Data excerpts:
%%

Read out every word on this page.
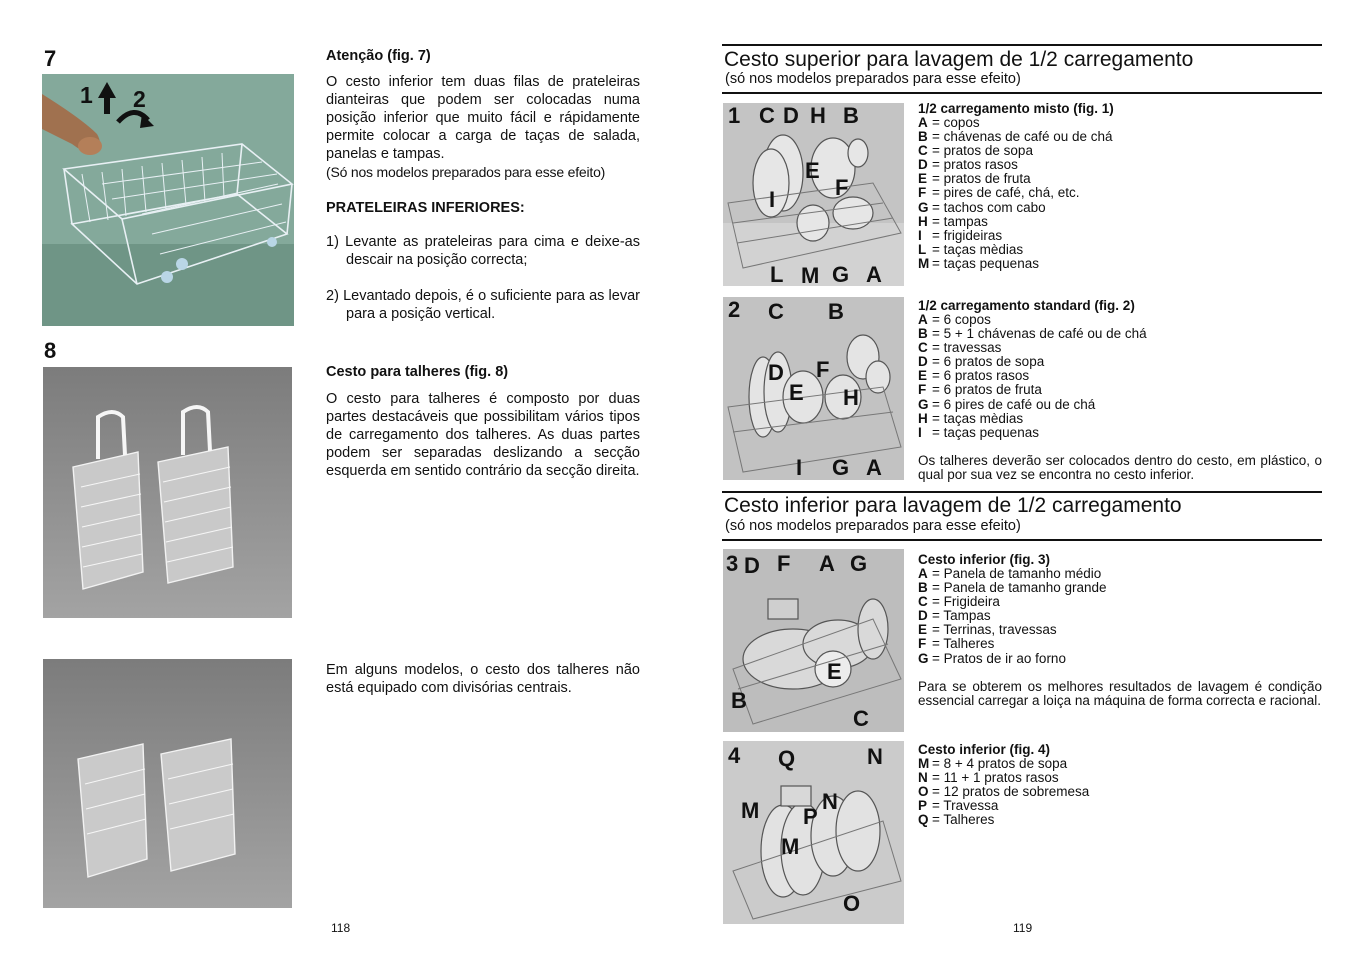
7
1 2
8
Atenção (fig. 7)
O cesto inferior tem duas filas de prateleiras dianteiras que podem ser colocadas numa posição inferior que muito fácil e rápidamente permite colocar a carga de taças de salada, panelas e tampas.
(Só nos modelos preparados para esse efeito)
PRATELEIRAS INFERIORES:
1) Levante as prateleiras para cima e deixe-as descair na posição correcta;
2) Levantado depois, é o suficiente para as levar para a posição vertical.
Cesto para talheres (fig. 8)
O cesto para talheres é composto por duas partes destacáveis que possibilitam vários tipos de carregamento dos talheres. As duas partes podem ser separadas deslizando a secção esquerda em sentido contrário da secção direita.
Em alguns modelos, o cesto dos talheres não está equipado com divisórias centrais.
118
Cesto superior para lavagem de 1/2 carregamento
(só nos modelos preparados para esse efeito)
1 C D H B
E
F
I
L M G A
1/2 carregamento misto (fig. 1)
A = copos
B = chávenas de café ou de chá
C = pratos de sopa
D = pratos rasos
E = pratos de fruta
F = pires de café, chá, etc.
G = tachos com cabo
H = tampas
I = frigideiras
L = taças mèdias
M = taças pequenas
2 C B
D F
E H
I G A
1/2 carregamento standard (fig. 2)
A = 6 copos
B = 5 + 1 chávenas de café ou de chá
C = travessas
D = 6 pratos de sopa
E = 6 pratos rasos
F = 6 pratos de fruta
G = 6 pires de café ou de chá
H = taças mèdias
I = taças pequenas
Os talheres deverão ser colocados dentro do cesto, em plástico, o qual por sua vez se encontra no cesto inferior.
Cesto inferior para lavagem de 1/2 carregamento
(só nos modelos preparados para esse efeito)
3 D F A G
E
B
C
Cesto inferior (fig. 3)
A = Panela de tamanho médio
B = Panela de tamanho grande
C = Frigideira
D = Tampas
E = Terrinas, travessas
F = Talheres
G = Pratos de ir ao forno
Para se obterem os melhores resultados de lavagem é condição essencial carregar a loiça na máquina de forma correcta e racional.
4 Q	N
M P
N
M
O
Cesto inferior (fig. 4)
M = 8 + 4 pratos de sopa
N = 11 + 1 pratos rasos
O = 12 pratos de sobremesa
P = Travessa
Q = Talheres
119
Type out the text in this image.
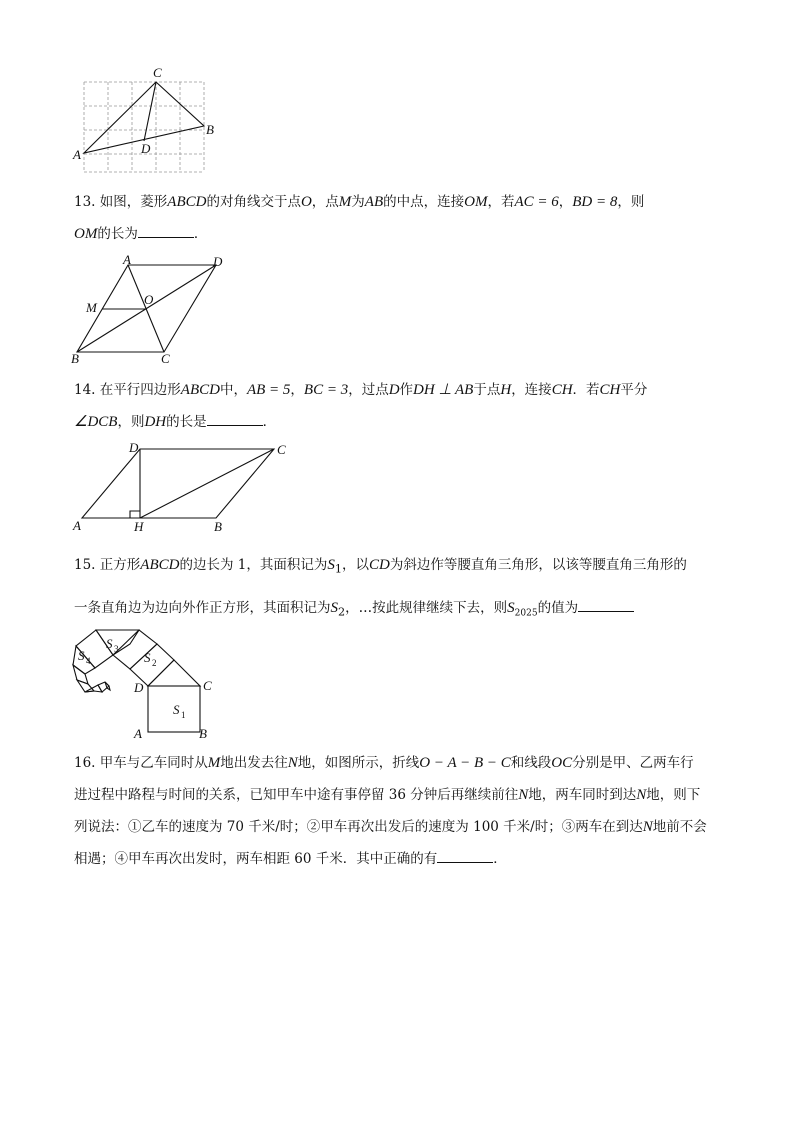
A
C
B
D
13. 如图，菱形ABCD的对角线交于点O，点M为AB的中点，连接OM，若AC = 6，BD = 8，则
OM的长为	．
A	D
M
O
B	C
14. 在平行四边形ABCD中，AB = 5，BC = 3，过点D作DH ⊥ AB于点H，连接CH．若CH平分
∠DCB，则DH的长是	．
D	C
A	H	B
15. 正方形ABCD的边长为 1，其面积记为$S_1$，以CD为斜边作等腰直角三角形，以该等腰直角三角形的
一条直角边为边向外作正方形，其面积记为$S_2$，…按此规律继续下去，则$S_{2025}$的值为
S 1
S 2
S 3
S 4
D	C
A	B
16. 甲车与乙车同时从M地出发去往N地，如图所示，折线O − A − B − C和线段OC分别是甲、乙两车行
进过程中路程与时间的关系，已知甲车中途有事停留 36 分钟后再继续前往N地，两车同时到达N地，则下
列说法：①乙车的速度为 70 千米/时；②甲车再次出发后的速度为 100 千米/时；③两车在到达N地前不会
相遇；④甲车再次出发时，两车相距 60 千米．其中正确的有	．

%%

### GIVEN PROBLEM
Output a faithful copy of the data, with each picture left out.

### RESPONSE TO THIS TASK
Read out every word on this page.
7
1 2
8
Atenção (fig. 7)
O cesto inferior tem duas filas de prateleiras dianteiras que podem ser colocadas numa posição inferior que muito fácil e rápidamente permite colocar a carga de taças de salada, panelas e tampas.
(Só nos modelos preparados para esse efeito)
PRATELEIRAS INFERIORES:
1) Levante as prateleiras para cima e deixe-as descair na posição correcta;
2) Levantado depois, é o suficiente para as levar para a posição vertical.
Cesto para talheres (fig. 8)
O cesto para talheres é composto por duas partes destacáveis que possibilitam vários tipos de carregamento dos talheres. As duas partes podem ser separadas deslizando a secção esquerda em sentido contrário da secção direita.
Em alguns modelos, o cesto dos talheres não está equipado com divisórias centrais.
118
Cesto superior para lavagem de 1/2 carregamento
(só nos modelos preparados para esse efeito)
1 C D H B
E
F
I
L M G A
1/2 carregamento misto (fig. 1)
A = copos
B = chávenas de café ou de chá
C = pratos de sopa
D = pratos rasos
E = pratos de fruta
F = pires de café, chá, etc.
G = tachos com cabo
H = tampas
I = frigideiras
L = taças mèdias
M = taças pequenas
2 C B
D F
E H
I G A
1/2 carregamento standard (fig. 2)
A = 6 copos
B = 5 + 1 chávenas de café ou de chá
C = travessas
D = 6 pratos de sopa
E = 6 pratos rasos
F = 6 pratos de fruta
G = 6 pires de café ou de chá
H = taças mèdias
I = taças pequenas
Os talheres deverão ser colocados dentro do cesto, em plástico, o qual por sua vez se encontra no cesto inferior.
Cesto inferior para lavagem de 1/2 carregamento
(só nos modelos preparados para esse efeito)
3 D F A G
E
B
C
Cesto inferior (fig. 3)
A = Panela de tamanho médio
B = Panela de tamanho grande
C = Frigideira
D = Tampas
E = Terrinas, travessas
F = Talheres
G = Pratos de ir ao forno
Para se obterem os melhores resultados de lavagem é condição essencial carregar a loiça na máquina de forma correcta e racional.
4 Q	N
M P
N
M
O
Cesto inferior (fig. 4)
M = 8 + 4 pratos de sopa
N = 11 + 1 pratos rasos
O = 12 pratos de sobremesa
P = Travessa
Q = Talheres
119
Type out the text in this image.
A
C
B
D
13. 如图，菱形ABCD的对角线交于点O，点M为AB的中点，连接OM，若AC = 6，BD = 8，则
OM的长为	．
A	D
M
O
B	C
14. 在平行四边形ABCD中，AB = 5，BC = 3，过点D作DH ⊥ AB于点H，连接CH．若CH平分
∠DCB，则DH的长是	．
D	C
A	H	B
15. 正方形ABCD的边长为 1，其面积记为$S_1$，以CD为斜边作等腰直角三角形，以该等腰直角三角形的
一条直角边为边向外作正方形，其面积记为$S_2$，…按此规律继续下去，则$S_{2025}$的值为
S 1
S 2
S 3
S 4
D	C
A	B
16. 甲车与乙车同时从M地出发去往N地，如图所示，折线O − A − B − C和线段OC分别是甲、乙两车行
进过程中路程与时间的关系，已知甲车中途有事停留 36 分钟后再继续前往N地，两车同时到达N地，则下
列说法：①乙车的速度为 70 千米/时；②甲车再次出发后的速度为 100 千米/时；③两车在到达N地前不会
相遇；④甲车再次出发时，两车相距 60 千米．其中正确的有	．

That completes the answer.